Go through the entries and count the lines with the string "structured" in them. Give only that number.

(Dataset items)
## BEGIN

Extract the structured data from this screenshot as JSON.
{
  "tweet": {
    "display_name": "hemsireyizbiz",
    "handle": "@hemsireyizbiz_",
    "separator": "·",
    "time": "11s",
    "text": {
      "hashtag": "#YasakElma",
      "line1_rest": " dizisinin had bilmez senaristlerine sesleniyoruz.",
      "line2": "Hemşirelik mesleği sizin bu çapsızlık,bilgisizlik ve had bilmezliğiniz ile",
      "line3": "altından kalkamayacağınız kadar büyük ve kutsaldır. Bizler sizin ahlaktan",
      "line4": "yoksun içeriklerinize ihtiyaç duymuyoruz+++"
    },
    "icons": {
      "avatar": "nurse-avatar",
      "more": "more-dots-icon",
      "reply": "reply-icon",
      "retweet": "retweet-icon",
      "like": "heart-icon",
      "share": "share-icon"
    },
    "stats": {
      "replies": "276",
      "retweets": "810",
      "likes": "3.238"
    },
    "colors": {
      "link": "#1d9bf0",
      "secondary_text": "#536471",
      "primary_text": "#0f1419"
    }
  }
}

## END
## BEGIN

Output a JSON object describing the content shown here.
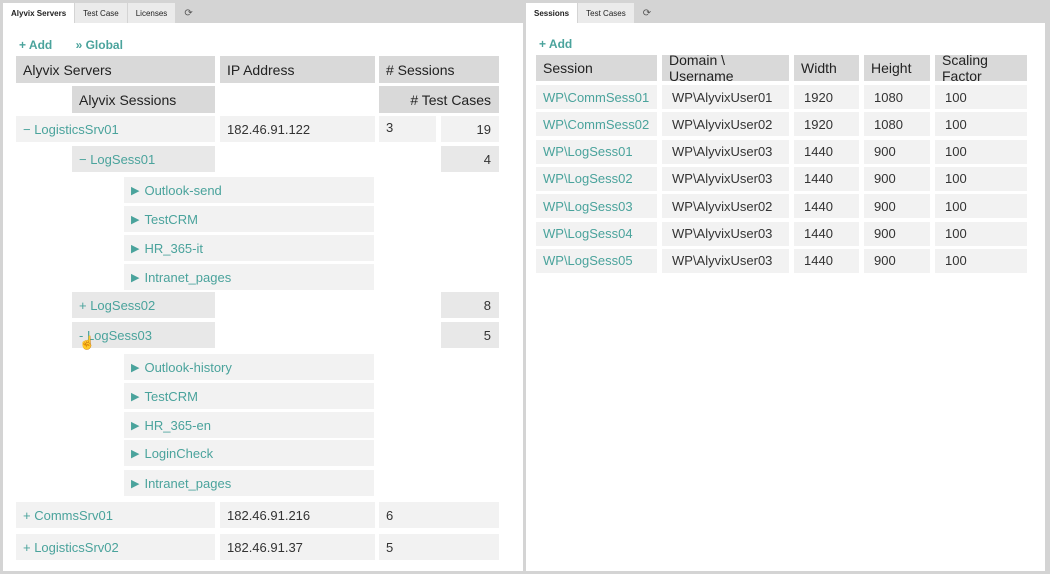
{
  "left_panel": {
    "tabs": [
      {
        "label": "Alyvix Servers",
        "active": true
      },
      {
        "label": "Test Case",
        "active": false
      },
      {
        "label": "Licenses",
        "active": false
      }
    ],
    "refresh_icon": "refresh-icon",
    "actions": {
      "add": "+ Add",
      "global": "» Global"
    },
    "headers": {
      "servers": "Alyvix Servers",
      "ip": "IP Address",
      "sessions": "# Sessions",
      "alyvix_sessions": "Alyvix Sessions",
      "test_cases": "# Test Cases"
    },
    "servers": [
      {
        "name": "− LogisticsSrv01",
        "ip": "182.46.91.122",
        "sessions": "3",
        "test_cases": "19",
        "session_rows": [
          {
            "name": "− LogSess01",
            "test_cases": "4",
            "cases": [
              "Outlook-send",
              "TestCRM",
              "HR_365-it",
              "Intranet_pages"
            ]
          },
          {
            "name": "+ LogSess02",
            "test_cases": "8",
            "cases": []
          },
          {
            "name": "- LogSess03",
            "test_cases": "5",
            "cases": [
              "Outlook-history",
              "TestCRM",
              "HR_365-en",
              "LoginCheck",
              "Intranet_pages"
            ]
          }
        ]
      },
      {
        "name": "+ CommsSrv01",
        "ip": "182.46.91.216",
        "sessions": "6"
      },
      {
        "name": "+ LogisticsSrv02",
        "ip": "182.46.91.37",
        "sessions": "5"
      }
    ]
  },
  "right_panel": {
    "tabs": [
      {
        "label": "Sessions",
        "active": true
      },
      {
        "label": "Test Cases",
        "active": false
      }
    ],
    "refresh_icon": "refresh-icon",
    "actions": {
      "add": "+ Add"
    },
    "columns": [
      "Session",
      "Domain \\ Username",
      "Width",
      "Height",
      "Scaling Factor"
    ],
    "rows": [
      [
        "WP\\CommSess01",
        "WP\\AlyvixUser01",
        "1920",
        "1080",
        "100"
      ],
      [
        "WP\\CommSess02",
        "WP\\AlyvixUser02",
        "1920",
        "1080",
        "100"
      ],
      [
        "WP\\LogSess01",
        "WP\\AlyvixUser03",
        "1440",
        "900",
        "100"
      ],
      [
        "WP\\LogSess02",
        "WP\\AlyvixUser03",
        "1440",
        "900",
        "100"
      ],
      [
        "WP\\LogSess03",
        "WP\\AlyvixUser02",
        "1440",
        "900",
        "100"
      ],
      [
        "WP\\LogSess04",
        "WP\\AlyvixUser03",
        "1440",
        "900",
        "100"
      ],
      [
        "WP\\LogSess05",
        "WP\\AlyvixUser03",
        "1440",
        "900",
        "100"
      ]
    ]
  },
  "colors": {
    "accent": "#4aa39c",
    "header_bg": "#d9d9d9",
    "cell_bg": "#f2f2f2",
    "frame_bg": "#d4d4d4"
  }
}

## END
## BEGIN

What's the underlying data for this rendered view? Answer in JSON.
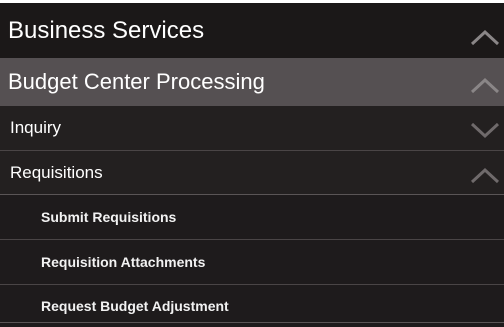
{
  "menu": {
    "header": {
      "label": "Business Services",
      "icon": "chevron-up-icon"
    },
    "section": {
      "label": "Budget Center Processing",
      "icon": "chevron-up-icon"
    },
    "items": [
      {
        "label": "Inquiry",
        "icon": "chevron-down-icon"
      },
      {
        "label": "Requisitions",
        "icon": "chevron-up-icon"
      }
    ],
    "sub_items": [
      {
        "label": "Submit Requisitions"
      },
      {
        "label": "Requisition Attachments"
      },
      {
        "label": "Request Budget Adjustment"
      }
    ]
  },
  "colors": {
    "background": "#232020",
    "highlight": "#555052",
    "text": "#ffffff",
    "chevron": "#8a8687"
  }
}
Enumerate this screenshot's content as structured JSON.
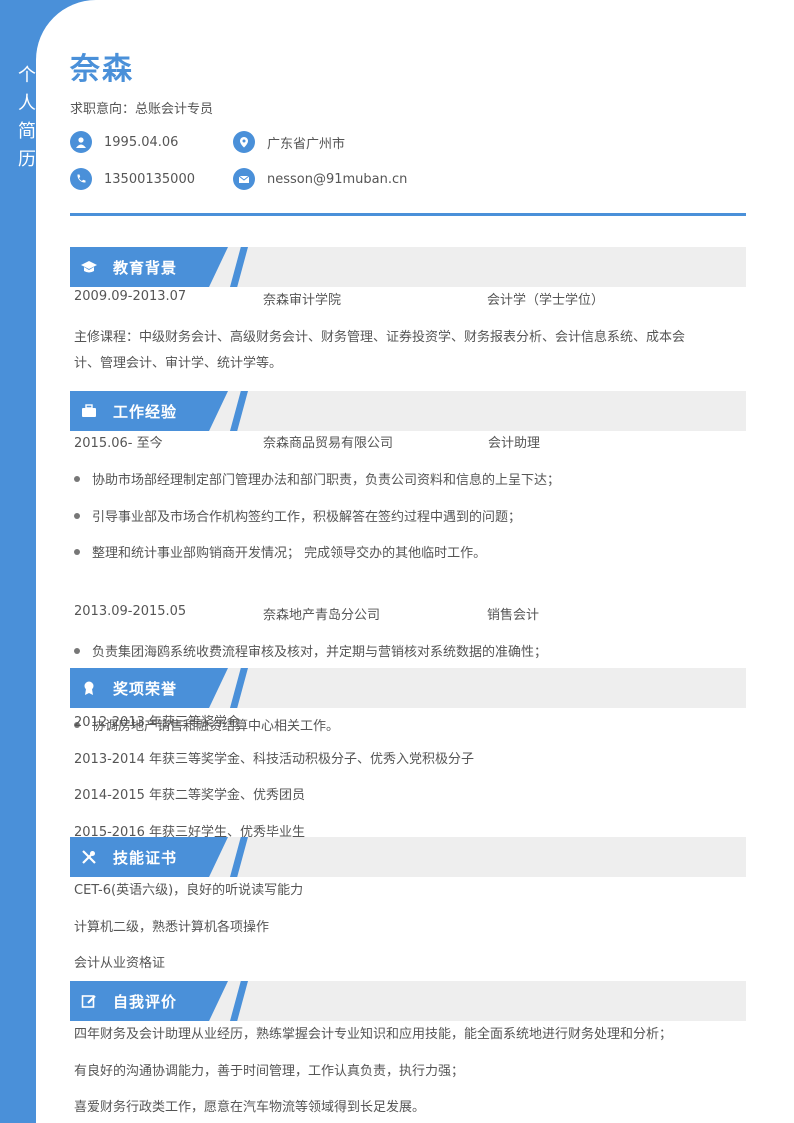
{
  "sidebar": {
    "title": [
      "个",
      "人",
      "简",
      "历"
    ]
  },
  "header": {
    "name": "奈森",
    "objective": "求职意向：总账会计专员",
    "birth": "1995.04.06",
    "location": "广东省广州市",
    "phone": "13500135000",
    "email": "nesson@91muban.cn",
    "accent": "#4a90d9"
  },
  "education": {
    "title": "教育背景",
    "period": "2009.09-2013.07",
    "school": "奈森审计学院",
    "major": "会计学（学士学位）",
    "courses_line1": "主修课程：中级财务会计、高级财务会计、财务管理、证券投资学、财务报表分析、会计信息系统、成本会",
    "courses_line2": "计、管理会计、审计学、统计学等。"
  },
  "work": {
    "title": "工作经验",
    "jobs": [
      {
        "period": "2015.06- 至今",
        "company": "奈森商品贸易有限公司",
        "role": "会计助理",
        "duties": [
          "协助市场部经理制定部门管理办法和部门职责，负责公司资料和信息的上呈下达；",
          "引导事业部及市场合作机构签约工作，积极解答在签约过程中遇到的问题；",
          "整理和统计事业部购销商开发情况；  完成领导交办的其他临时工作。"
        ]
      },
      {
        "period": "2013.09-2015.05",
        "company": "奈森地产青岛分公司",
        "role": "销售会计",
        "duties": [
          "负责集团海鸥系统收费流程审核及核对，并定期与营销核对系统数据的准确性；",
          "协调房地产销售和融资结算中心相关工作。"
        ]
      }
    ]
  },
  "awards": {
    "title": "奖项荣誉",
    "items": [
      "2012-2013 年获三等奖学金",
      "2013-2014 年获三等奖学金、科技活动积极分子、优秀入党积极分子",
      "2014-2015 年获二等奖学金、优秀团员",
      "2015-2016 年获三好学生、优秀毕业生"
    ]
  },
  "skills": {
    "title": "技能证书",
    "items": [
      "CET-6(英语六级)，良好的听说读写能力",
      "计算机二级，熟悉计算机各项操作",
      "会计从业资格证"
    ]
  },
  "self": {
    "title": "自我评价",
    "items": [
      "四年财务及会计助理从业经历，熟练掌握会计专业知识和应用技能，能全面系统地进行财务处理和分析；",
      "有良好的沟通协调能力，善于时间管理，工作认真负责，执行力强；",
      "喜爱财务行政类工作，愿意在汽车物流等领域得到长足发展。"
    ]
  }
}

## END

Solution below => 2